Do this: From the data that follows, copy every line holding the string "name".

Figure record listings
=====
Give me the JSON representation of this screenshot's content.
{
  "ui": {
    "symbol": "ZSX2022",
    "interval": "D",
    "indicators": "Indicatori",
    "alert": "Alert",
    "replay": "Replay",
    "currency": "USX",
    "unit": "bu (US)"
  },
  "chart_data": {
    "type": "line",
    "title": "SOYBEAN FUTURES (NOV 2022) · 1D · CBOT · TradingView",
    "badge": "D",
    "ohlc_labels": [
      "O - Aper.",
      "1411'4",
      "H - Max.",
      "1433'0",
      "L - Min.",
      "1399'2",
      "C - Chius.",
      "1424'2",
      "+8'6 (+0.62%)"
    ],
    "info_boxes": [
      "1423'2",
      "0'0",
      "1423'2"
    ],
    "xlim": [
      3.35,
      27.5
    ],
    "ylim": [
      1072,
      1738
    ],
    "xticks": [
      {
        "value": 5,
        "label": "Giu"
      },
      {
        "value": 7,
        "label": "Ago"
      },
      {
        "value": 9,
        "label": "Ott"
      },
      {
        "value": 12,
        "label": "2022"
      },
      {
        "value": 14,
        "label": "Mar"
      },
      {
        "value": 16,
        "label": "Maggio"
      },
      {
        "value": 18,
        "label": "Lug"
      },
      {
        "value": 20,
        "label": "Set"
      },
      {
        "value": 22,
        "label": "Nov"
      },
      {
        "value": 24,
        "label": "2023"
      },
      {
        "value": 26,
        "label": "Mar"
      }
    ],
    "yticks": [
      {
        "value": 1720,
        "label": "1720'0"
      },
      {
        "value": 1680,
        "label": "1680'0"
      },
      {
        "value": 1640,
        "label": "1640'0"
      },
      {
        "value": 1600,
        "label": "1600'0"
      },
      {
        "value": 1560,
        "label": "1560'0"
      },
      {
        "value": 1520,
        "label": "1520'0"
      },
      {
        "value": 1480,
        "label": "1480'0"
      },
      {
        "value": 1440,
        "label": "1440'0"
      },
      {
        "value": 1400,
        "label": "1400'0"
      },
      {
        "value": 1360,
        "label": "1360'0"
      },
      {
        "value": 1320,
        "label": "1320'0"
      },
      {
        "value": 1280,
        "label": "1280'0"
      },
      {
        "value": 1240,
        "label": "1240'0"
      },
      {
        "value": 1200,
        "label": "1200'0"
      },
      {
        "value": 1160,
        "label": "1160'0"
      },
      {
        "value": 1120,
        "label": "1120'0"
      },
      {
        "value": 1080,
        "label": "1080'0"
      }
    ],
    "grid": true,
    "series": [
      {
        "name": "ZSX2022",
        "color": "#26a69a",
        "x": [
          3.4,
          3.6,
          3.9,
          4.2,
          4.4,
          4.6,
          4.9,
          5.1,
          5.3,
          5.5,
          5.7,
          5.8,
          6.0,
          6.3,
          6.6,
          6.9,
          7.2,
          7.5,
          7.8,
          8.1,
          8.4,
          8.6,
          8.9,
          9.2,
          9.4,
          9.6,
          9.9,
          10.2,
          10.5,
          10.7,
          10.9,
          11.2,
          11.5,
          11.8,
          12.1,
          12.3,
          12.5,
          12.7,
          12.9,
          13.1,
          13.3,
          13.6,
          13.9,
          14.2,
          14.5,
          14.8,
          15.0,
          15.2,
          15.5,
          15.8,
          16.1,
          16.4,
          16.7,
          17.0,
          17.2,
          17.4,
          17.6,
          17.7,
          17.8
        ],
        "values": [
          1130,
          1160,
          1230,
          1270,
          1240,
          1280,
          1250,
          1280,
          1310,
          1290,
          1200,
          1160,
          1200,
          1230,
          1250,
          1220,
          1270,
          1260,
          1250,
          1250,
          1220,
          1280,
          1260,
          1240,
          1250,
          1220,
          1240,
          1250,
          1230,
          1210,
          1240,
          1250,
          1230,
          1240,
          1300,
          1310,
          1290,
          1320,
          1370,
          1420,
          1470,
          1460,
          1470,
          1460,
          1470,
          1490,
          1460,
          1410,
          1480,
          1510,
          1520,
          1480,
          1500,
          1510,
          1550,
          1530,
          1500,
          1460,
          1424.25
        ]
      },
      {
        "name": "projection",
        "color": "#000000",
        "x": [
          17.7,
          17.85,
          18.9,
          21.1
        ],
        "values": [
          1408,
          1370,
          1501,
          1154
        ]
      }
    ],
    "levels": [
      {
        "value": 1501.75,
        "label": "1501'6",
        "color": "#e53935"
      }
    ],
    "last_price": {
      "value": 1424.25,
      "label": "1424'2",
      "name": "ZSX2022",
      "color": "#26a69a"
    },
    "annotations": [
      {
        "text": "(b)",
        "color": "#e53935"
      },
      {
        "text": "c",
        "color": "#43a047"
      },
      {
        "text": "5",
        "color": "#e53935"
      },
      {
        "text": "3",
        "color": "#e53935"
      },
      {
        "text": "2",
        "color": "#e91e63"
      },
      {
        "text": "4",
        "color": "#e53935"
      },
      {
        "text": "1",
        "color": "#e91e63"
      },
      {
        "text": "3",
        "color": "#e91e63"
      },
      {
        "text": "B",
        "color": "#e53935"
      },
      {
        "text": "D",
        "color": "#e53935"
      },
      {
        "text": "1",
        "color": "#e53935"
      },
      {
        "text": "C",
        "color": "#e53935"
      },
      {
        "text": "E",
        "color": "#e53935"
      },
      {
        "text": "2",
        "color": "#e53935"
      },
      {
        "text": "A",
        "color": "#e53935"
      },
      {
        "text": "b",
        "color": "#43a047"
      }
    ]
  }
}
=====
Task solution:
        "name": "ZSX2022",
        "name": "projection",
      "name": "ZSX2022",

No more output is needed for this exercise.